• [Task prompt]: Copy all of the material below exactly.

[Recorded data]

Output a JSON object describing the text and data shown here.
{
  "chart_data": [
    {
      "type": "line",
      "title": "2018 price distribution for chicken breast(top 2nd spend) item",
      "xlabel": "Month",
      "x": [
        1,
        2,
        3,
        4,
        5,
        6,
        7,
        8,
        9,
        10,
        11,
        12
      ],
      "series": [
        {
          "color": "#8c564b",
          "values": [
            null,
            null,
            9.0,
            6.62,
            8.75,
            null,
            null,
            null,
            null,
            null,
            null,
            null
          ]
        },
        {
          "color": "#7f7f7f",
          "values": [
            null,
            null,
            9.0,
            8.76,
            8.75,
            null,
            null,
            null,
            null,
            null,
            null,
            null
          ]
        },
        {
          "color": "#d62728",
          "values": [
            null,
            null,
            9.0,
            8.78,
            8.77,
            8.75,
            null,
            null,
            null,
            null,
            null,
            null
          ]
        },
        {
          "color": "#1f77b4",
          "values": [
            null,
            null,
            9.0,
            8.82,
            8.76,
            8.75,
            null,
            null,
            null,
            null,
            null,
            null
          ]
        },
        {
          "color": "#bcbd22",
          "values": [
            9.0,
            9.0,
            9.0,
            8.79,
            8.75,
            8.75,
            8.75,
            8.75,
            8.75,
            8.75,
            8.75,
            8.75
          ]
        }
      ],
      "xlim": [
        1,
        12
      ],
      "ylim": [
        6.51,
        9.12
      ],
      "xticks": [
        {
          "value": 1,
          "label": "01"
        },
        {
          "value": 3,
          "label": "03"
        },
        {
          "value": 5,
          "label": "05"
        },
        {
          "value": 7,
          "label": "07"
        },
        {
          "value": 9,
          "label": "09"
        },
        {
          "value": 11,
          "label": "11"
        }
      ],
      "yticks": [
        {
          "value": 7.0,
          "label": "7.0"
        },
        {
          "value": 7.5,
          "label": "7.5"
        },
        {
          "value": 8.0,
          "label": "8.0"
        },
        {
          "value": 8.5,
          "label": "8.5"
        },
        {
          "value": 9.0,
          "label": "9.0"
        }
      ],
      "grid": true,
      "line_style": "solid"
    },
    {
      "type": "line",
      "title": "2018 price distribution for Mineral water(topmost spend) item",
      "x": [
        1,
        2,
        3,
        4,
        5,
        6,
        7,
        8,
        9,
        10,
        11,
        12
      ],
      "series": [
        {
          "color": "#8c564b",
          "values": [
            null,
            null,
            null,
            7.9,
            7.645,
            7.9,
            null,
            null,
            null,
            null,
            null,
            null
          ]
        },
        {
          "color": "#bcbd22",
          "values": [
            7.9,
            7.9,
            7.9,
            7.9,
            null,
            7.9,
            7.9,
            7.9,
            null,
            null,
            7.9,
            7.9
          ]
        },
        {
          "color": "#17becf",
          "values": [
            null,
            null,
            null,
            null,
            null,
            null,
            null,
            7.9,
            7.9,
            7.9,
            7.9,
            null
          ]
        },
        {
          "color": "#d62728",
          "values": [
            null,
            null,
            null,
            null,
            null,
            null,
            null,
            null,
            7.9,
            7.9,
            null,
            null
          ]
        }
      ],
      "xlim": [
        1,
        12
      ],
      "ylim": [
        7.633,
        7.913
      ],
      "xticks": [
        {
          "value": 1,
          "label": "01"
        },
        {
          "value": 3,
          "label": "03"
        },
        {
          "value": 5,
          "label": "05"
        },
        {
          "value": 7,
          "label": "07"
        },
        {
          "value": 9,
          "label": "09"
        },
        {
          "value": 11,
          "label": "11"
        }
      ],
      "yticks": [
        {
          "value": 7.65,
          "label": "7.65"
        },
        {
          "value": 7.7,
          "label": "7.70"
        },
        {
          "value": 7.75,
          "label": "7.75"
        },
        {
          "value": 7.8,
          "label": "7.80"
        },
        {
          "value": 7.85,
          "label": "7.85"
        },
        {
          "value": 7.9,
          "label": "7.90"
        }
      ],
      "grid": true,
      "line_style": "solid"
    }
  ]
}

• [Task answer]:
Output a JSON object describing the text and data shown here.
{
  "chart_data": [
    {
      "type": "line",
      "title": "2018 price distribution for chicken breast(top 2nd spend) item",
      "xlabel": "Month",
      "x": [
        1,
        2,
        3,
        4,
        5,
        6,
        7,
        8,
        9,
        10,
        11,
        12
      ],
      "series": [
        {
          "color": "#8c564b",
          "values": [
            null,
            null,
            9.0,
            6.62,
            8.75,
            null,
            null,
            null,
            null,
            null,
            null,
            null
          ]
        },
        {
          "color": "#7f7f7f",
          "values": [
            null,
            null,
            9.0,
            8.76,
            8.75,
            null,
            null,
            null,
            null,
            null,
            null,
            null
          ]
        },
        {
          "color": "#d62728",
          "values": [
            null,
            null,
            9.0,
            8.78,
            8.77,
            8.75,
            null,
            null,
            null,
            null,
            null,
            null
          ]
        },
        {
          "color": "#1f77b4",
          "values": [
            null,
            null,
            9.0,
            8.82,
            8.76,
            8.75,
            null,
            null,
            null,
            null,
            null,
            null
          ]
        },
        {
          "color": "#bcbd22",
          "values": [
            9.0,
            9.0,
            9.0,
            8.79,
            8.75,
            8.75,
            8.75,
            8.75,
            8.75,
            8.75,
            8.75,
            8.75
          ]
        }
      ],
      "xlim": [
        1,
        12
      ],
      "ylim": [
        6.51,
        9.12
      ],
      "xticks": [
        {
          "value": 1,
          "label": "01"
        },
        {
          "value": 3,
          "label": "03"
        },
        {
          "value": 5,
          "label": "05"
        },
        {
          "value": 7,
          "label": "07"
        },
        {
          "value": 9,
          "label": "09"
        },
        {
          "value": 11,
          "label": "11"
        }
      ],
      "yticks": [
        {
          "value": 7.0,
          "label": "7.0"
        },
        {
          "value": 7.5,
          "label": "7.5"
        },
        {
          "value": 8.0,
          "label": "8.0"
        },
        {
          "value": 8.5,
          "label": "8.5"
        },
        {
          "value": 9.0,
          "label": "9.0"
        }
      ],
      "grid": true,
      "line_style": "solid"
    },
    {
      "type": "line",
      "title": "2018 price distribution for Mineral water(topmost spend) item",
      "x": [
        1,
        2,
        3,
        4,
        5,
        6,
        7,
        8,
        9,
        10,
        11,
        12
      ],
      "series": [
        {
          "color": "#8c564b",
          "values": [
            null,
            null,
            null,
            7.9,
            7.645,
            7.9,
            null,
            null,
            null,
            null,
            null,
            null
          ]
        },
        {
          "color": "#bcbd22",
          "values": [
            7.9,
            7.9,
            7.9,
            7.9,
            null,
            7.9,
            7.9,
            7.9,
            null,
            null,
            7.9,
            7.9
          ]
        },
        {
          "color": "#17becf",
          "values": [
            null,
            null,
            null,
            null,
            null,
            null,
            null,
            7.9,
            7.9,
            7.9,
            7.9,
            null
          ]
        },
        {
          "color": "#d62728",
          "values": [
            null,
            null,
            null,
            null,
            null,
            null,
            null,
            null,
            7.9,
            7.9,
            null,
            null
          ]
        }
      ],
      "xlim": [
        1,
        12
      ],
      "ylim": [
        7.633,
        7.913
      ],
      "xticks": [
        {
          "value": 1,
          "label": "01"
        },
        {
          "value": 3,
          "label": "03"
        },
        {
          "value": 5,
          "label": "05"
        },
        {
          "value": 7,
          "label": "07"
        },
        {
          "value": 9,
          "label": "09"
        },
        {
          "value": 11,
          "label": "11"
        }
      ],
      "yticks": [
        {
          "value": 7.65,
          "label": "7.65"
        },
        {
          "value": 7.7,
          "label": "7.70"
        },
        {
          "value": 7.75,
          "label": "7.75"
        },
        {
          "value": 7.8,
          "label": "7.80"
        },
        {
          "value": 7.85,
          "label": "7.85"
        },
        {
          "value": 7.9,
          "label": "7.90"
        }
      ],
      "grid": true,
      "line_style": "solid"
    }
  ]
}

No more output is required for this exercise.